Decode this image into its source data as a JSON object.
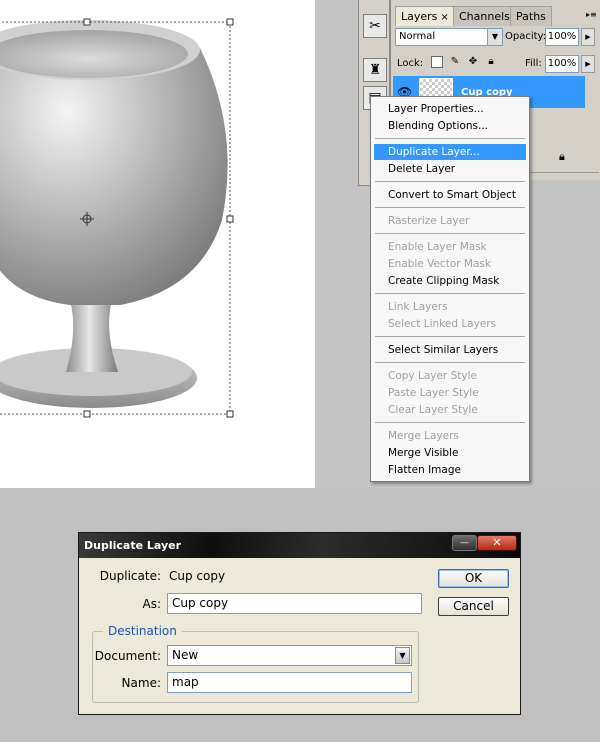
{
  "layers_panel": {
    "tabs": [
      {
        "label": "Layers",
        "close": "×"
      },
      {
        "label": "Channels"
      },
      {
        "label": "Paths"
      }
    ],
    "blend_mode": "Normal",
    "opacity_label": "Opacity:",
    "opacity_value": "100%",
    "lock_label": "Lock:",
    "fill_label": "Fill:",
    "fill_value": "100%",
    "layer_name": "Cup copy"
  },
  "context_menu": {
    "items": [
      {
        "label": "Layer Properties...",
        "enabled": true
      },
      {
        "label": "Blending Options...",
        "enabled": true
      },
      {
        "label": "Duplicate Layer...",
        "enabled": true,
        "highlighted": true
      },
      {
        "label": "Delete Layer",
        "enabled": true
      },
      {
        "label": "Convert to Smart Object",
        "enabled": true
      },
      {
        "label": "Rasterize Layer",
        "enabled": false
      },
      {
        "label": "Enable Layer Mask",
        "enabled": false
      },
      {
        "label": "Enable Vector Mask",
        "enabled": false
      },
      {
        "label": "Create Clipping Mask",
        "enabled": true
      },
      {
        "label": "Link Layers",
        "enabled": false
      },
      {
        "label": "Select Linked Layers",
        "enabled": false
      },
      {
        "label": "Select Similar Layers",
        "enabled": true
      },
      {
        "label": "Copy Layer Style",
        "enabled": false
      },
      {
        "label": "Paste Layer Style",
        "enabled": false
      },
      {
        "label": "Clear Layer Style",
        "enabled": false
      },
      {
        "label": "Merge Layers",
        "enabled": false
      },
      {
        "label": "Merge Visible",
        "enabled": true
      },
      {
        "label": "Flatten Image",
        "enabled": true
      }
    ]
  },
  "dialog": {
    "title": "Duplicate Layer",
    "duplicate_label": "Duplicate:",
    "duplicate_value": "Cup copy",
    "as_label": "As:",
    "as_value": "Cup copy",
    "destination_label": "Destination",
    "document_label": "Document:",
    "document_value": "New",
    "name_label": "Name:",
    "name_value": "map",
    "ok_label": "OK",
    "cancel_label": "Cancel",
    "close_glyph": "✕",
    "minimize_glyph": "—"
  },
  "colors": {
    "highlight": "#3399ff",
    "dialog_bg": "#ece9d8",
    "destination_text": "#1f52b5"
  },
  "icons": {
    "tools": [
      "tools-crossed-icon",
      "puppet-icon",
      "layers-small-icon"
    ],
    "lock": [
      "lock-transparent-icon",
      "lock-brush-icon",
      "lock-move-icon",
      "lock-all-icon"
    ]
  }
}
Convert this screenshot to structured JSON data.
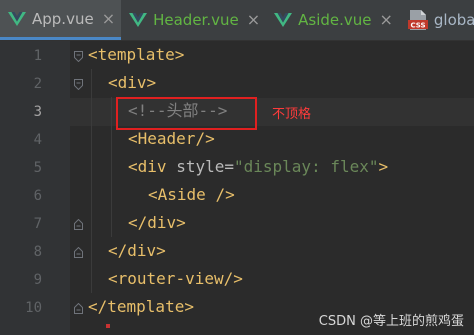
{
  "tabs": [
    {
      "label": "App.vue",
      "icon": "vue-icon",
      "active": true
    },
    {
      "label": "Header.vue",
      "icon": "vue-icon",
      "active": false
    },
    {
      "label": "Aside.vue",
      "icon": "vue-icon",
      "active": false
    },
    {
      "label": "global.c",
      "icon": "css-file-icon",
      "active": false,
      "icon_text": "CSS"
    }
  ],
  "tab_close_glyph": "×",
  "editor": {
    "line_numbers": [
      "1",
      "2",
      "3",
      "4",
      "5",
      "6",
      "7",
      "8",
      "9",
      "10"
    ],
    "current_line": "3",
    "lines": [
      {
        "open": "<",
        "tag": "template",
        "close": ">"
      },
      {
        "open": "<",
        "tag": "div",
        "close": ">"
      },
      {
        "comment": "<!--头部-->"
      },
      {
        "open": "<",
        "tag": "Header",
        "close": "/>"
      },
      {
        "open": "<",
        "tag": "div",
        "attr_name": "style",
        "eq": "=",
        "attr_value": "\"display: flex\"",
        "close": ">"
      },
      {
        "open": "<",
        "tag": "Aside",
        "close": " />"
      },
      {
        "open": "</",
        "tag": "div",
        "close": ">"
      },
      {
        "open": "</",
        "tag": "div",
        "close": ">"
      },
      {
        "open": "<",
        "tag": "router-view",
        "close": "/>"
      },
      {
        "open": "</",
        "tag": "template",
        "close": ">"
      }
    ]
  },
  "annotation": {
    "text": "不顶格",
    "color": "#ff3b3b"
  },
  "watermark": "CSDN @等上班的煎鸡蛋",
  "colors": {
    "background": "#2b2b2b",
    "gutter": "#313335",
    "tag": "#e8bf6a",
    "attr": "#bababa",
    "string": "#6a8759",
    "comment": "#808080",
    "vue_green": "#41b883",
    "active_tab_underline": "#4a88c7"
  }
}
· · · ·
REQUIREMENT
Make an exact copy of every entry above, minus the images.

ANSWER FOR THE TASK
Decode this image into its source data as a JSON object.
{
  "layers_panel": {
    "tabs": [
      {
        "label": "Layers",
        "close": "×"
      },
      {
        "label": "Channels"
      },
      {
        "label": "Paths"
      }
    ],
    "blend_mode": "Normal",
    "opacity_label": "Opacity:",
    "opacity_value": "100%",
    "lock_label": "Lock:",
    "fill_label": "Fill:",
    "fill_value": "100%",
    "layer_name": "Cup copy"
  },
  "context_menu": {
    "items": [
      {
        "label": "Layer Properties...",
        "enabled": true
      },
      {
        "label": "Blending Options...",
        "enabled": true
      },
      {
        "label": "Duplicate Layer...",
        "enabled": true,
        "highlighted": true
      },
      {
        "label": "Delete Layer",
        "enabled": true
      },
      {
        "label": "Convert to Smart Object",
        "enabled": true
      },
      {
        "label": "Rasterize Layer",
        "enabled": false
      },
      {
        "label": "Enable Layer Mask",
        "enabled": false
      },
      {
        "label": "Enable Vector Mask",
        "enabled": false
      },
      {
        "label": "Create Clipping Mask",
        "enabled": true
      },
      {
        "label": "Link Layers",
        "enabled": false
      },
      {
        "label": "Select Linked Layers",
        "enabled": false
      },
      {
        "label": "Select Similar Layers",
        "enabled": true
      },
      {
        "label": "Copy Layer Style",
        "enabled": false
      },
      {
        "label": "Paste Layer Style",
        "enabled": false
      },
      {
        "label": "Clear Layer Style",
        "enabled": false
      },
      {
        "label": "Merge Layers",
        "enabled": false
      },
      {
        "label": "Merge Visible",
        "enabled": true
      },
      {
        "label": "Flatten Image",
        "enabled": true
      }
    ]
  },
  "dialog": {
    "title": "Duplicate Layer",
    "duplicate_label": "Duplicate:",
    "duplicate_value": "Cup copy",
    "as_label": "As:",
    "as_value": "Cup copy",
    "destination_label": "Destination",
    "document_label": "Document:",
    "document_value": "New",
    "name_label": "Name:",
    "name_value": "map",
    "ok_label": "OK",
    "cancel_label": "Cancel",
    "close_glyph": "✕",
    "minimize_glyph": "—"
  },
  "colors": {
    "highlight": "#3399ff",
    "dialog_bg": "#ece9d8",
    "destination_text": "#1f52b5"
  },
  "icons": {
    "tools": [
      "tools-crossed-icon",
      "puppet-icon",
      "layers-small-icon"
    ],
    "lock": [
      "lock-transparent-icon",
      "lock-brush-icon",
      "lock-move-icon",
      "lock-all-icon"
    ]
  }
}
Convert this screenshot to structured JSON data.
{
  "tabs": [
    {
      "label": "App.vue",
      "icon": "vue-icon",
      "active": true
    },
    {
      "label": "Header.vue",
      "icon": "vue-icon",
      "active": false
    },
    {
      "label": "Aside.vue",
      "icon": "vue-icon",
      "active": false
    },
    {
      "label": "global.c",
      "icon": "css-file-icon",
      "active": false,
      "icon_text": "CSS"
    }
  ],
  "tab_close_glyph": "×",
  "editor": {
    "line_numbers": [
      "1",
      "2",
      "3",
      "4",
      "5",
      "6",
      "7",
      "8",
      "9",
      "10"
    ],
    "current_line": "3",
    "lines": [
      {
        "open": "<",
        "tag": "template",
        "close": ">"
      },
      {
        "open": "<",
        "tag": "div",
        "close": ">"
      },
      {
        "comment": "<!--头部-->"
      },
      {
        "open": "<",
        "tag": "Header",
        "close": "/>"
      },
      {
        "open": "<",
        "tag": "div",
        "attr_name": "style",
        "eq": "=",
        "attr_value": "\"display: flex\"",
        "close": ">"
      },
      {
        "open": "<",
        "tag": "Aside",
        "close": " />"
      },
      {
        "open": "</",
        "tag": "div",
        "close": ">"
      },
      {
        "open": "</",
        "tag": "div",
        "close": ">"
      },
      {
        "open": "<",
        "tag": "router-view",
        "close": "/>"
      },
      {
        "open": "</",
        "tag": "template",
        "close": ">"
      }
    ]
  },
  "annotation": {
    "text": "不顶格",
    "color": "#ff3b3b"
  },
  "watermark": "CSDN @等上班的煎鸡蛋",
  "colors": {
    "background": "#2b2b2b",
    "gutter": "#313335",
    "tag": "#e8bf6a",
    "attr": "#bababa",
    "string": "#6a8759",
    "comment": "#808080",
    "vue_green": "#41b883",
    "active_tab_underline": "#4a88c7"
  }
}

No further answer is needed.